*Brief:* Turn the lines between the one holding "y-tick-label: 700 <box>50 100 73 114</box>" and the one holding "y-tick-label: 200 <box>50 317 73 331</box>", inclusive, into a Markdown table with the columns No. and Line text, numbering each line in order and leaving out any blank lines.

*Data for the task:*
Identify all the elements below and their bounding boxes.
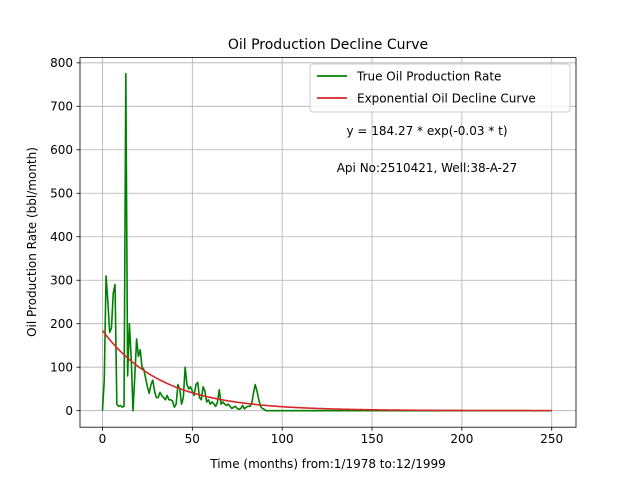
y-tick-label: 700 <box>50 100 73 114</box>
y-tick-label: 500 <box>50 187 73 201</box>
series-layer <box>101 72 552 412</box>
x-tick-label: 250 <box>540 432 563 446</box>
y-tick-label: 400 <box>50 230 73 244</box>
well-info-annotation: Api No:2510421, Well:38-A-27 <box>337 161 518 175</box>
legend-label-exponential-decline: Exponential Oil Decline Curve <box>357 92 536 106</box>
fit-equation-annotation: y = 184.27 * exp(-0.03 * t) <box>346 124 507 138</box>
y-tick-label: 800 <box>50 56 73 70</box>
legend-box <box>309 63 571 113</box>
x-ticks: 0 50 100 150 200 250 <box>99 427 563 446</box>
y-tick-label: 200 <box>50 317 73 331</box>
x-axis-label: Time (months) from:1/1978 to:12/1999 <box>209 457 446 471</box>
x-tick-label: 0 <box>99 432 107 446</box>
y-tick-label: 300 <box>50 274 73 288</box>
chart-title: Oil Production Decline Curve <box>228 37 428 53</box>
y-ticks: 0 100 200 300 400 500 600 700 800 <box>50 56 80 418</box>
x-tick-label: 50 <box>185 432 200 446</box>
x-tick-label: 150 <box>361 432 384 446</box>
y-tick-label: 100 <box>50 360 73 374</box>
legend: True Oil Production Rate Exponential Oil… <box>309 63 571 113</box>
y-tick-label: 0 <box>65 404 73 418</box>
y-axis-label: Oil Production Rate (bbl/month) <box>25 147 39 337</box>
legend-label-true-production: True Oil Production Rate <box>356 70 501 84</box>
plot-frame <box>79 57 577 428</box>
y-tick-label: 600 <box>50 143 73 157</box>
series-exponential-decline-line <box>101 330 552 412</box>
x-tick-label: 100 <box>271 432 294 446</box>
x-tick-label: 200 <box>450 432 473 446</box>
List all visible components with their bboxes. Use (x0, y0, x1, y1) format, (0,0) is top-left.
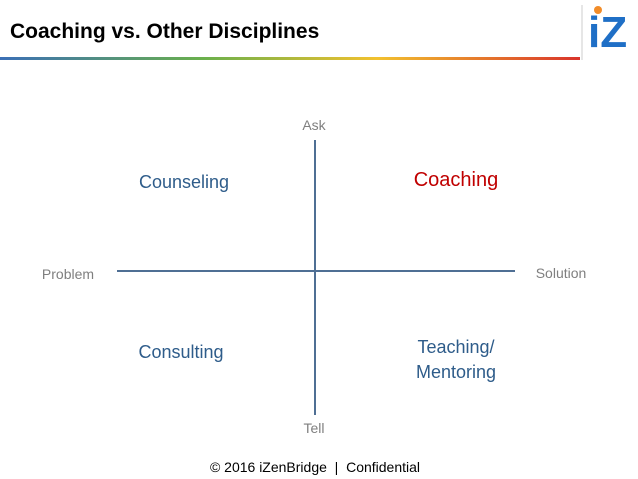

*Answer to this task:*
| No. | Line text |
|---|---|
| 1 | y-tick-label: 700 <box>50 100 73 114</box> |
| 2 | y-tick-label: 500 <box>50 187 73 201</box> |
| 3 | series-layer <box>101 72 552 412</box> |
| 4 | x-tick-label: 250 <box>540 432 563 446</box> |
| 5 | y-tick-label: 400 <box>50 230 73 244</box> |
| 6 | well-info-annotation: Api No:2510421, Well:38-A-27 <box>337 161 518 175</box> |
| 7 | legend-label-exponential-decline: Exponential Oil Decline Curve <box>357 92 536 106</box> |
| 8 | fit-equation-annotation: y = 184.27 * exp(-0.03 * t) <box>346 124 507 138</box> |
| 9 | y-tick-label: 800 <box>50 56 73 70</box> |
| 10 | legend-box <box>309 63 571 113</box> |
| 11 | x-ticks: 0 50 100 150 200 250 <box>99 427 563 446</box> |
| 12 | y-tick-label: 200 <box>50 317 73 331</box> |